==== Data excerpts ====

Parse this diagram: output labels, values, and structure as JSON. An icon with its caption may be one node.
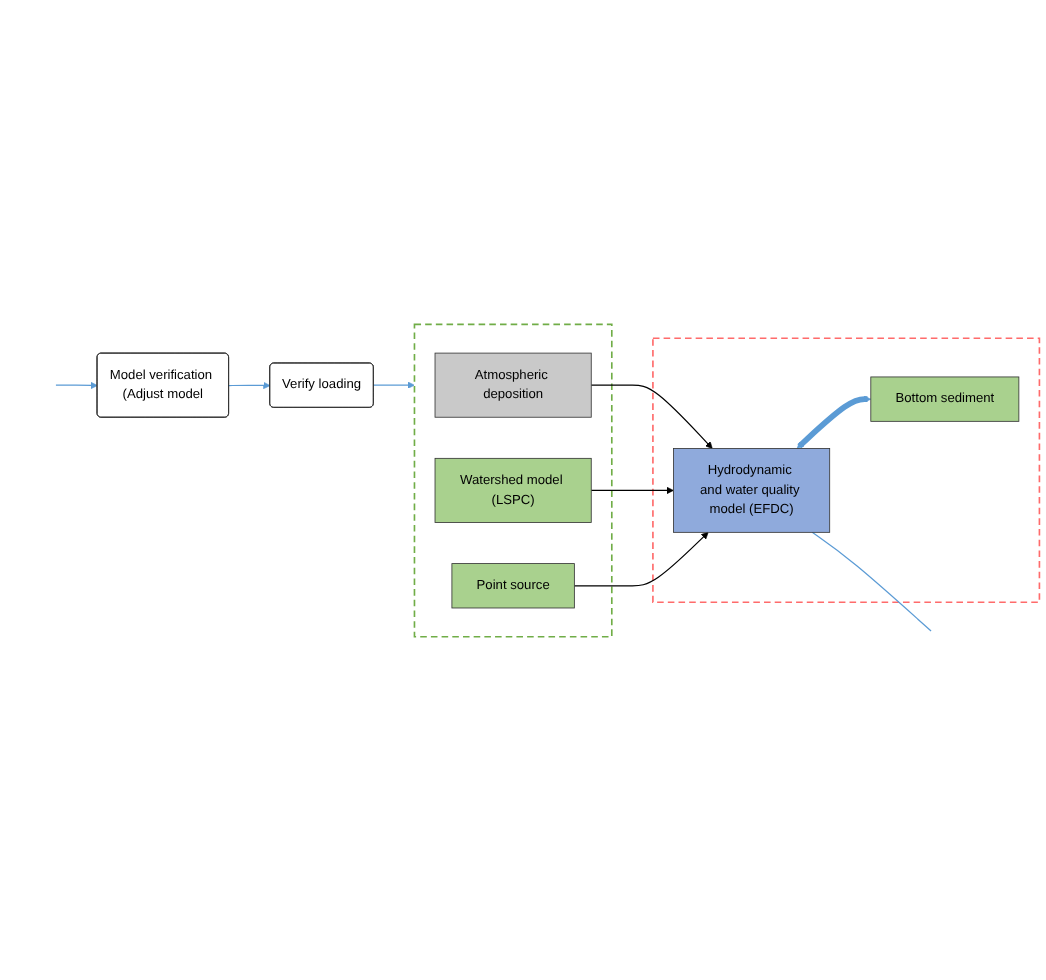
{
  "diagram": {
    "nodes": [
      {
        "text": [],
        "shape": "box"
      },
      {
        "text": [
          "Atmospheric deposition"
        ],
        "in": 0
      },
      {
        "text": [
          "Watershed model (LSPC)"
        ],
        "in": 0
      },
      {
        "text": [
          "Point source"
        ],
        "in": 0
      },
      {
        "text": [],
        "shape": "box"
      },
      {
        "text": [
          "Hydrodynamic and water quality model (EFDC)"
        ],
        "in": 4
      },
      {
        "text": [
          "Bottom sediment"
        ],
        "in": 4
      },
      {
        "text": [
          "Verify loading"
        ]
      },
      {
        "text": [
          "Model verification (Adjust model"
        ]
      }
    ],
    "edges": [
      {
        "from": 1,
        "to": 5,
        "arrow": "to",
        "color": "#000000"
      },
      {
        "from": 2,
        "to": 5,
        "arrow": "to",
        "color": "#000000"
      },
      {
        "from": 3,
        "to": 5,
        "arrow": "to",
        "color": "#000000"
      },
      {
        "from": 5,
        "to": 6,
        "arrow": "both",
        "style": "thick"
      },
      {
        "from": 5,
        "to": null,
        "arrow": "none"
      },
      {
        "from": null,
        "to": 8,
        "arrow": "to"
      },
      {
        "from": 8,
        "to": 7,
        "arrow": "to"
      },
      {
        "from": 7,
        "to": 0,
        "arrow": "to"
      }
    ]
  }
}
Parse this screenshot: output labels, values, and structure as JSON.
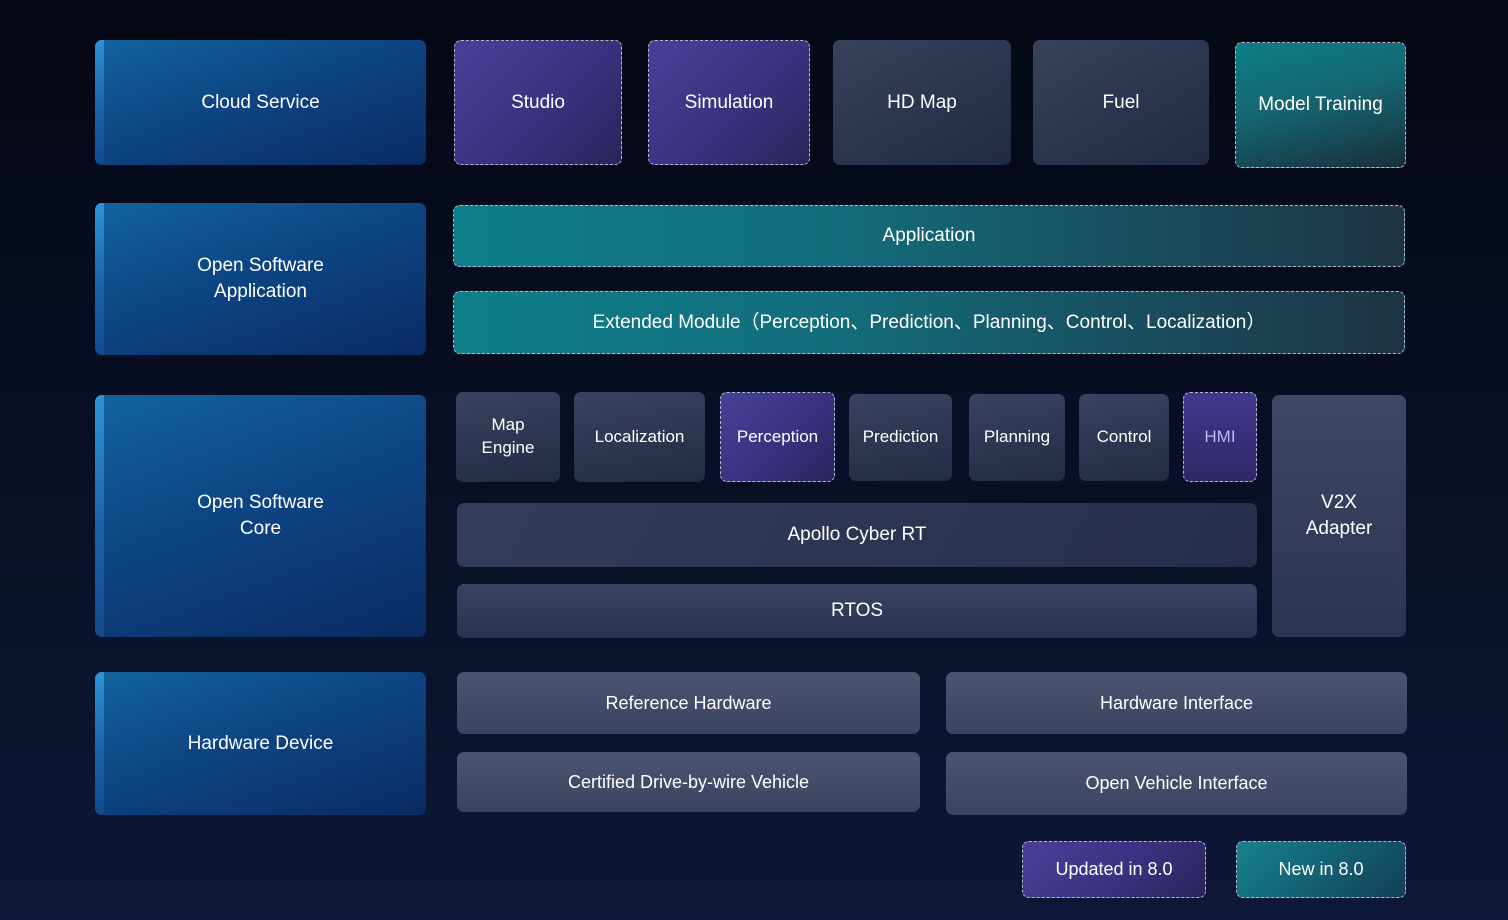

====

● **Written instruction**
Quote the entries above word for word. Leave the images out.

● **The answer**
Parse this diagram: output labels, values, and structure as JSON. An icon with its caption may be one node.
{
  "diagram": {
    "nodes": [
      {
        "text": [],
        "shape": "box"
      },
      {
        "text": [
          "Atmospheric deposition"
        ],
        "in": 0
      },
      {
        "text": [
          "Watershed model (LSPC)"
        ],
        "in": 0
      },
      {
        "text": [
          "Point source"
        ],
        "in": 0
      },
      {
        "text": [],
        "shape": "box"
      },
      {
        "text": [
          "Hydrodynamic and water quality model (EFDC)"
        ],
        "in": 4
      },
      {
        "text": [
          "Bottom sediment"
        ],
        "in": 4
      },
      {
        "text": [
          "Verify loading"
        ]
      },
      {
        "text": [
          "Model verification (Adjust model"
        ]
      }
    ],
    "edges": [
      {
        "from": 1,
        "to": 5,
        "arrow": "to",
        "color": "#000000"
      },
      {
        "from": 2,
        "to": 5,
        "arrow": "to",
        "color": "#000000"
      },
      {
        "from": 3,
        "to": 5,
        "arrow": "to",
        "color": "#000000"
      },
      {
        "from": 5,
        "to": 6,
        "arrow": "both",
        "style": "thick"
      },
      {
        "from": 5,
        "to": null,
        "arrow": "none"
      },
      {
        "from": null,
        "to": 8,
        "arrow": "to"
      },
      {
        "from": 8,
        "to": 7,
        "arrow": "to"
      },
      {
        "from": 7,
        "to": 0,
        "arrow": "to"
      }
    ]
  }
}
Parse this screenshot: output labels, values, and structure as JSON.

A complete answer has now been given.